**Exercise input:**
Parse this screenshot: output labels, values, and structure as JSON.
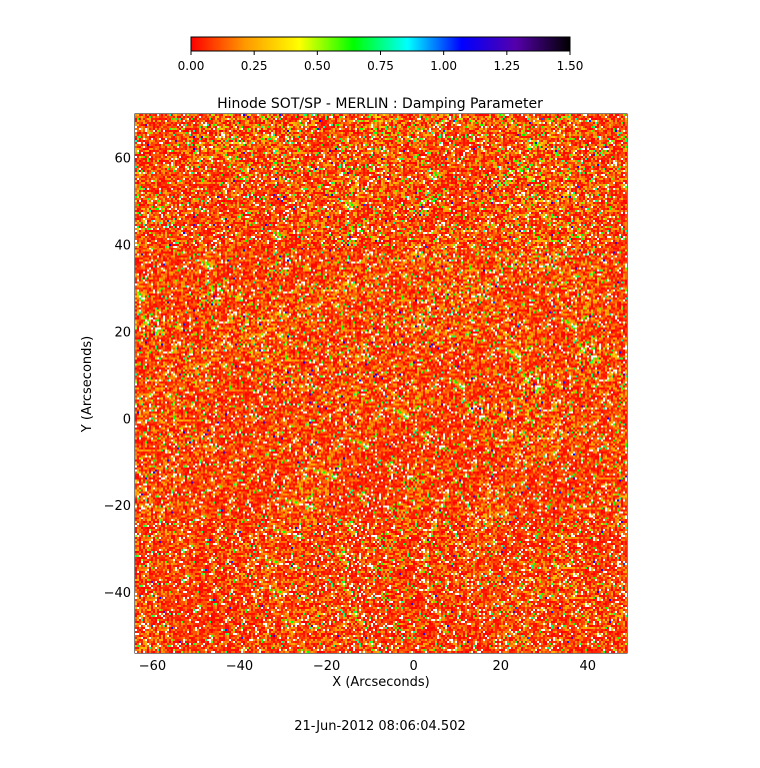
{
  "chart_data": {
    "type": "heatmap",
    "title": "Hinode SOT/SP - MERLIN : Damping Parameter",
    "xlabel": "X (Arcseconds)",
    "ylabel": "Y (Arcseconds)",
    "xlim": [
      -64,
      49
    ],
    "ylim": [
      -54,
      70
    ],
    "x_ticks": [
      -60,
      -40,
      -20,
      0,
      20,
      40
    ],
    "y_ticks": [
      -40,
      -20,
      0,
      20,
      40,
      60
    ],
    "x_tick_labels": [
      "−60",
      "−40",
      "−20",
      "0",
      "20",
      "40"
    ],
    "y_tick_labels": [
      "−40",
      "−20",
      "0",
      "20",
      "40",
      "60"
    ],
    "colorbar": {
      "range": [
        0.0,
        1.5
      ],
      "ticks": [
        0.0,
        0.25,
        0.5,
        0.75,
        1.0,
        1.25,
        1.5
      ],
      "tick_labels": [
        "0.00",
        "0.25",
        "0.50",
        "0.75",
        "1.00",
        "1.25",
        "1.50"
      ],
      "colormap": [
        "#ff0000",
        "#ff9900",
        "#ffff00",
        "#00ff00",
        "#00ffff",
        "#0000ff",
        "#5500aa",
        "#000000"
      ]
    },
    "value_distribution": {
      "dominant_range": [
        0.0,
        0.3
      ],
      "sparse_higher_values": [
        0.5,
        0.75
      ]
    },
    "grid": false,
    "timestamp": "21-Jun-2012 08:06:04.502"
  }
}
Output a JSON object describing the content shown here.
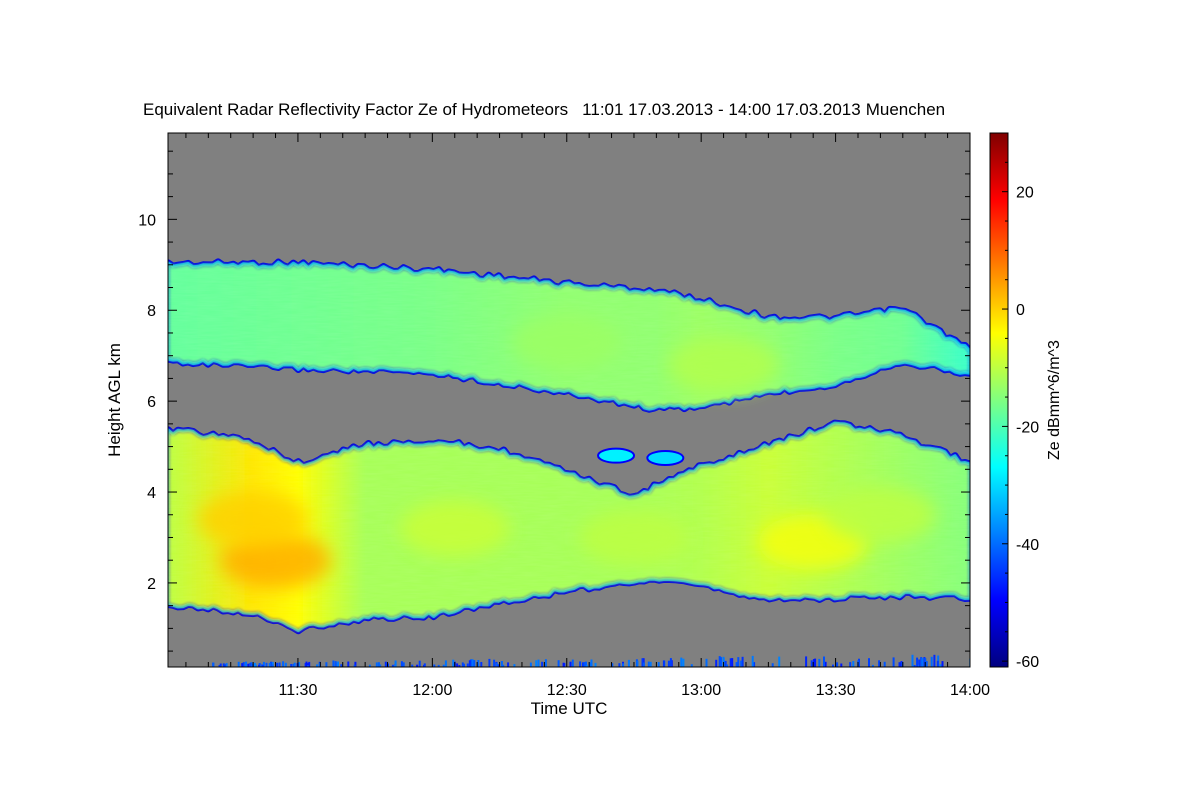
{
  "chart_data": {
    "type": "heatmap",
    "title": "Equivalent Radar Reflectivity Factor Ze of Hydrometeors",
    "period": "11:01 17.03.2013 - 14:00 17.03.2013",
    "location": "Muenchen",
    "xlabel": "Time UTC",
    "ylabel": "Height AGL km",
    "xlim": [
      "11:01",
      "14:00"
    ],
    "x_ticks": [
      "11:30",
      "12:00",
      "12:30",
      "13:00",
      "13:30",
      "14:00"
    ],
    "ylim": [
      0.15,
      11.9
    ],
    "y_ticks": [
      2,
      4,
      6,
      8,
      10
    ],
    "colorbar": {
      "label": "Ze dBmm^6/m^3",
      "range": [
        -61,
        30
      ],
      "ticks": [
        -60,
        -40,
        -20,
        0,
        20
      ],
      "colormap": [
        "#00007f",
        "#0000ff",
        "#0080ff",
        "#00ffff",
        "#80ff80",
        "#ffff00",
        "#ff8000",
        "#ff0000",
        "#800000"
      ]
    },
    "background_color": "#808080",
    "layers": [
      {
        "name": "upper cloud layer",
        "profile": [
          [
            "11:01",
            6.9,
            9.0,
            -18
          ],
          [
            "11:30",
            6.75,
            9.0,
            -17
          ],
          [
            "12:00",
            6.65,
            8.85,
            -16
          ],
          [
            "12:30",
            6.2,
            8.55,
            -14
          ],
          [
            "12:50",
            5.85,
            8.4,
            -14
          ],
          [
            "13:00",
            5.9,
            8.2,
            -13
          ],
          [
            "13:15",
            6.2,
            7.8,
            -14
          ],
          [
            "13:30",
            6.4,
            7.8,
            -16
          ],
          [
            "13:45",
            6.9,
            8.0,
            -17
          ],
          [
            "14:00",
            6.6,
            7.1,
            -22
          ]
        ]
      },
      {
        "name": "lower precipitation layer",
        "profile": [
          [
            "11:01",
            1.55,
            5.35,
            -10
          ],
          [
            "11:20",
            1.35,
            5.1,
            -2
          ],
          [
            "11:30",
            1.0,
            4.6,
            -4
          ],
          [
            "11:45",
            1.25,
            5.0,
            -12
          ],
          [
            "12:00",
            1.3,
            5.1,
            -12
          ],
          [
            "12:15",
            1.6,
            4.9,
            -12
          ],
          [
            "12:30",
            1.85,
            4.4,
            -12
          ],
          [
            "12:45",
            2.05,
            3.9,
            -12
          ],
          [
            "13:00",
            2.0,
            4.55,
            -11
          ],
          [
            "13:15",
            1.65,
            5.0,
            -9
          ],
          [
            "13:30",
            1.7,
            5.5,
            -11
          ],
          [
            "13:45",
            1.75,
            5.2,
            -13
          ],
          [
            "14:00",
            1.7,
            4.6,
            -15
          ]
        ]
      }
    ],
    "cores": [
      {
        "time": "11:25",
        "height": 2.5,
        "ze": 3
      },
      {
        "time": "11:20",
        "height": 3.4,
        "ze": 0
      },
      {
        "time": "12:05",
        "height": 3.2,
        "ze": -9
      },
      {
        "time": "12:45",
        "height": 3.0,
        "ze": -10
      },
      {
        "time": "13:25",
        "height": 2.9,
        "ze": -5
      },
      {
        "time": "13:40",
        "height": 3.5,
        "ze": -10
      },
      {
        "time": "12:30",
        "height": 7.3,
        "ze": -13
      },
      {
        "time": "13:05",
        "height": 6.8,
        "ze": -11
      }
    ],
    "fragments": [
      {
        "time": "12:41",
        "height": 4.8,
        "ze": -28
      },
      {
        "time": "12:52",
        "height": 4.75,
        "ze": -30
      }
    ],
    "ground_clutter": {
      "height_max": 0.35,
      "ze": -38
    }
  }
}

**What you are asked to do:**
Each line of the data is to be duplicated exactly; pictures stay out of the copy.

**Solved exercise:**
Parse this screenshot: output labels, values, and structure as JSON.
{
  "chart_data": {
    "type": "heatmap",
    "title": "Hinode SOT/SP - MERLIN : Damping Parameter",
    "xlabel": "X (Arcseconds)",
    "ylabel": "Y (Arcseconds)",
    "xlim": [
      -64,
      49
    ],
    "ylim": [
      -54,
      70
    ],
    "x_ticks": [
      -60,
      -40,
      -20,
      0,
      20,
      40
    ],
    "y_ticks": [
      -40,
      -20,
      0,
      20,
      40,
      60
    ],
    "x_tick_labels": [
      "−60",
      "−40",
      "−20",
      "0",
      "20",
      "40"
    ],
    "y_tick_labels": [
      "−40",
      "−20",
      "0",
      "20",
      "40",
      "60"
    ],
    "colorbar": {
      "range": [
        0.0,
        1.5
      ],
      "ticks": [
        0.0,
        0.25,
        0.5,
        0.75,
        1.0,
        1.25,
        1.5
      ],
      "tick_labels": [
        "0.00",
        "0.25",
        "0.50",
        "0.75",
        "1.00",
        "1.25",
        "1.50"
      ],
      "colormap": [
        "#ff0000",
        "#ff9900",
        "#ffff00",
        "#00ff00",
        "#00ffff",
        "#0000ff",
        "#5500aa",
        "#000000"
      ]
    },
    "value_distribution": {
      "dominant_range": [
        0.0,
        0.3
      ],
      "sparse_higher_values": [
        0.5,
        0.75
      ]
    },
    "grid": false,
    "timestamp": "21-Jun-2012 08:06:04.502"
  }
}
Output a JSON object describing the content shown here.
{
  "chart_data": {
    "type": "heatmap",
    "title": "Equivalent Radar Reflectivity Factor Ze of Hydrometeors",
    "period": "11:01 17.03.2013 - 14:00 17.03.2013",
    "location": "Muenchen",
    "xlabel": "Time UTC",
    "ylabel": "Height AGL km",
    "xlim": [
      "11:01",
      "14:00"
    ],
    "x_ticks": [
      "11:30",
      "12:00",
      "12:30",
      "13:00",
      "13:30",
      "14:00"
    ],
    "ylim": [
      0.15,
      11.9
    ],
    "y_ticks": [
      2,
      4,
      6,
      8,
      10
    ],
    "colorbar": {
      "label": "Ze dBmm^6/m^3",
      "range": [
        -61,
        30
      ],
      "ticks": [
        -60,
        -40,
        -20,
        0,
        20
      ],
      "colormap": [
        "#00007f",
        "#0000ff",
        "#0080ff",
        "#00ffff",
        "#80ff80",
        "#ffff00",
        "#ff8000",
        "#ff0000",
        "#800000"
      ]
    },
    "background_color": "#808080",
    "layers": [
      {
        "name": "upper cloud layer",
        "profile": [
          [
            "11:01",
            6.9,
            9.0,
            -18
          ],
          [
            "11:30",
            6.75,
            9.0,
            -17
          ],
          [
            "12:00",
            6.65,
            8.85,
            -16
          ],
          [
            "12:30",
            6.2,
            8.55,
            -14
          ],
          [
            "12:50",
            5.85,
            8.4,
            -14
          ],
          [
            "13:00",
            5.9,
            8.2,
            -13
          ],
          [
            "13:15",
            6.2,
            7.8,
            -14
          ],
          [
            "13:30",
            6.4,
            7.8,
            -16
          ],
          [
            "13:45",
            6.9,
            8.0,
            -17
          ],
          [
            "14:00",
            6.6,
            7.1,
            -22
          ]
        ]
      },
      {
        "name": "lower precipitation layer",
        "profile": [
          [
            "11:01",
            1.55,
            5.35,
            -10
          ],
          [
            "11:20",
            1.35,
            5.1,
            -2
          ],
          [
            "11:30",
            1.0,
            4.6,
            -4
          ],
          [
            "11:45",
            1.25,
            5.0,
            -12
          ],
          [
            "12:00",
            1.3,
            5.1,
            -12
          ],
          [
            "12:15",
            1.6,
            4.9,
            -12
          ],
          [
            "12:30",
            1.85,
            4.4,
            -12
          ],
          [
            "12:45",
            2.05,
            3.9,
            -12
          ],
          [
            "13:00",
            2.0,
            4.55,
            -11
          ],
          [
            "13:15",
            1.65,
            5.0,
            -9
          ],
          [
            "13:30",
            1.7,
            5.5,
            -11
          ],
          [
            "13:45",
            1.75,
            5.2,
            -13
          ],
          [
            "14:00",
            1.7,
            4.6,
            -15
          ]
        ]
      }
    ],
    "cores": [
      {
        "time": "11:25",
        "height": 2.5,
        "ze": 3
      },
      {
        "time": "11:20",
        "height": 3.4,
        "ze": 0
      },
      {
        "time": "12:05",
        "height": 3.2,
        "ze": -9
      },
      {
        "time": "12:45",
        "height": 3.0,
        "ze": -10
      },
      {
        "time": "13:25",
        "height": 2.9,
        "ze": -5
      },
      {
        "time": "13:40",
        "height": 3.5,
        "ze": -10
      },
      {
        "time": "12:30",
        "height": 7.3,
        "ze": -13
      },
      {
        "time": "13:05",
        "height": 6.8,
        "ze": -11
      }
    ],
    "fragments": [
      {
        "time": "12:41",
        "height": 4.8,
        "ze": -28
      },
      {
        "time": "12:52",
        "height": 4.75,
        "ze": -30
      }
    ],
    "ground_clutter": {
      "height_max": 0.35,
      "ze": -38
    }
  }
}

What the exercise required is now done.